**EXERCISE TASK**
Your task is to copy the material exactly.

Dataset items
----------------

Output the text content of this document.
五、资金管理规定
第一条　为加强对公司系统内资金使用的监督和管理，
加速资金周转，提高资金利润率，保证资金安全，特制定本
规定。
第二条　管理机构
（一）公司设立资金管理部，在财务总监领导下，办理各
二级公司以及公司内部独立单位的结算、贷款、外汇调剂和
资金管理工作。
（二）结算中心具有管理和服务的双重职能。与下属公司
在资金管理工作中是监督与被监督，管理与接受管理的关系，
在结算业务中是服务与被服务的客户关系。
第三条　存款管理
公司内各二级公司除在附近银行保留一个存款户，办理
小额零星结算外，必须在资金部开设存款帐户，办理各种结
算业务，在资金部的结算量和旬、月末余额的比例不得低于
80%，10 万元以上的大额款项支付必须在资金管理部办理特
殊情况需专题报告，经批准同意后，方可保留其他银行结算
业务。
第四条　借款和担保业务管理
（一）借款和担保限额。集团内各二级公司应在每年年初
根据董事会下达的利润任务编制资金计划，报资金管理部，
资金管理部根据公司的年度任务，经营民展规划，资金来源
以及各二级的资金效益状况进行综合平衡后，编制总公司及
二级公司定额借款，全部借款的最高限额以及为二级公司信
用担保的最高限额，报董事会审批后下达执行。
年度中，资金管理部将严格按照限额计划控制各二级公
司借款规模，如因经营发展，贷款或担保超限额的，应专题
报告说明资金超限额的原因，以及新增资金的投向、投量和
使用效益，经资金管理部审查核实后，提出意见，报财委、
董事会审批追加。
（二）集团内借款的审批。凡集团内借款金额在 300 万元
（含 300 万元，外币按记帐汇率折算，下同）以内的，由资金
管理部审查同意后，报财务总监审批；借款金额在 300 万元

----------------

**COMPLETE OUTPUT**
Output the text content of this document.
五、资金管理规定
第一条　为加强对公司系统内资金使用的监督和管理，
加速资金周转，提高资金利润率，保证资金安全，特制定本
规定。
第二条　管理机构
（一）公司设立资金管理部，在财务总监领导下，办理各
二级公司以及公司内部独立单位的结算、贷款、外汇调剂和
资金管理工作。
（二）结算中心具有管理和服务的双重职能。与下属公司
在资金管理工作中是监督与被监督，管理与接受管理的关系，
在结算业务中是服务与被服务的客户关系。
第三条　存款管理
公司内各二级公司除在附近银行保留一个存款户，办理
小额零星结算外，必须在资金部开设存款帐户，办理各种结
算业务，在资金部的结算量和旬、月末余额的比例不得低于
80%，10 万元以上的大额款项支付必须在资金管理部办理特
殊情况需专题报告，经批准同意后，方可保留其他银行结算
业务。
第四条　借款和担保业务管理
（一）借款和担保限额。集团内各二级公司应在每年年初
根据董事会下达的利润任务编制资金计划，报资金管理部，
资金管理部根据公司的年度任务，经营民展规划，资金来源
以及各二级的资金效益状况进行综合平衡后，编制总公司及
二级公司定额借款，全部借款的最高限额以及为二级公司信
用担保的最高限额，报董事会审批后下达执行。
年度中，资金管理部将严格按照限额计划控制各二级公
司借款规模，如因经营发展，贷款或担保超限额的，应专题
报告说明资金超限额的原因，以及新增资金的投向、投量和
使用效益，经资金管理部审查核实后，提出意见，报财委、
董事会审批追加。
（二）集团内借款的审批。凡集团内借款金额在 300 万元
（含 300 万元，外币按记帐汇率折算，下同）以内的，由资金
管理部审查同意后，报财务总监审批；借款金额在 300 万元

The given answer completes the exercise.